Problem to solve: Leave out the pictures and copy the remaining records exactly.

Exercise inputs:
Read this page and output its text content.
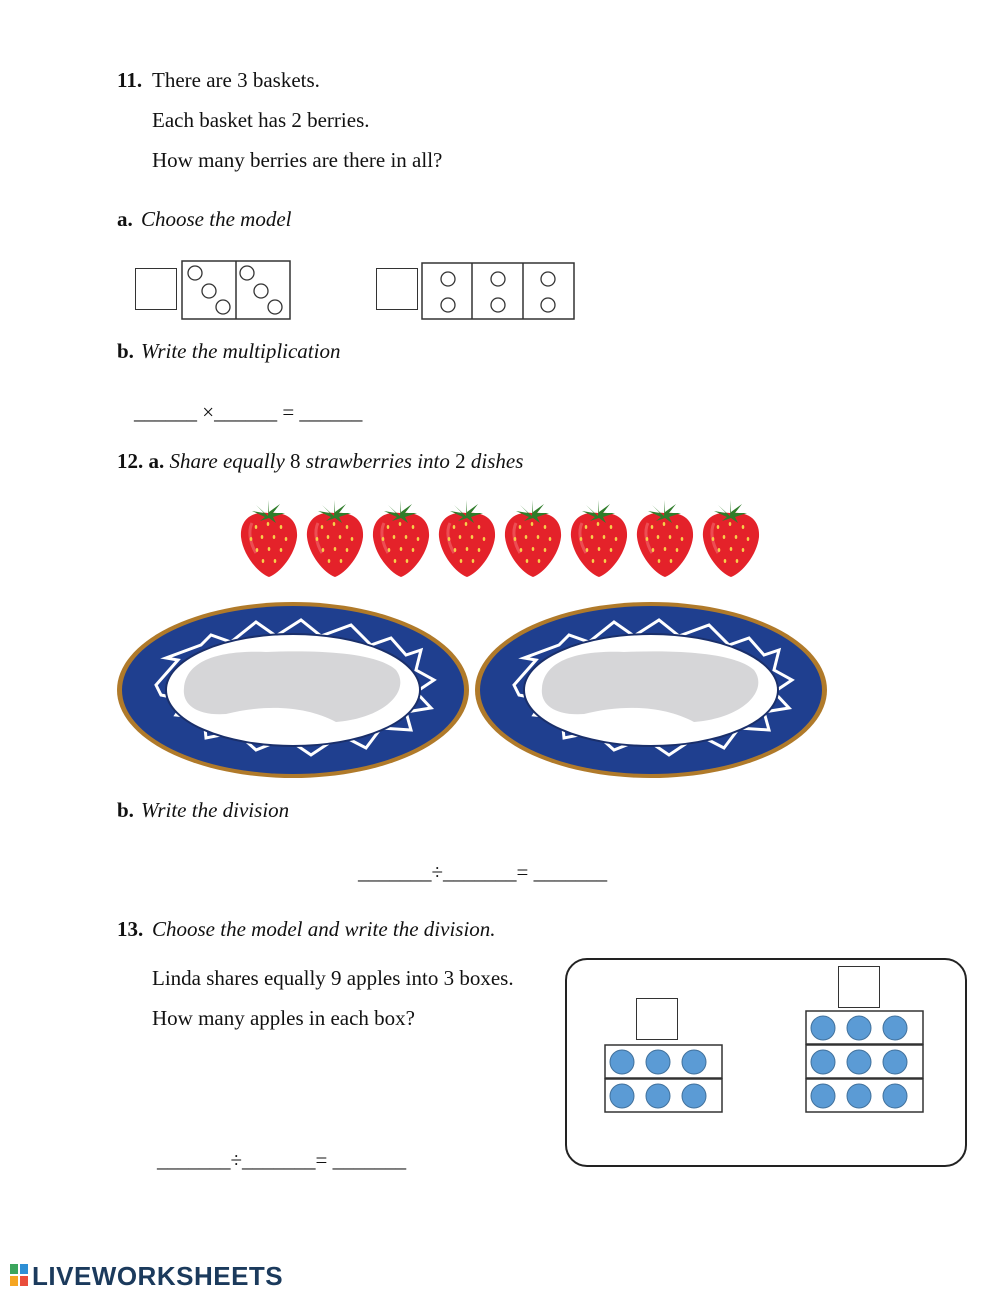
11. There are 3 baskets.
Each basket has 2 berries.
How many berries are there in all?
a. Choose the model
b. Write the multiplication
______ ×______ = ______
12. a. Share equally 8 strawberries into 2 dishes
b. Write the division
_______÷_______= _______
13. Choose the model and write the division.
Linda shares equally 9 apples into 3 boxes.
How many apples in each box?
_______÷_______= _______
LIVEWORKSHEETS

Task answer:
Read this page and output its text content.
11. There are 3 baskets.
Each basket has 2 berries.
How many berries are there in all?
a. Choose the model
b. Write the multiplication
______ ×______ = ______
12. a. Share equally 8 strawberries into 2 dishes
b. Write the division
_______÷_______= _______
13. Choose the model and write the division.
Linda shares equally 9 apples into 3 boxes.
How many apples in each box?
_______÷_______= _______
LIVEWORKSHEETS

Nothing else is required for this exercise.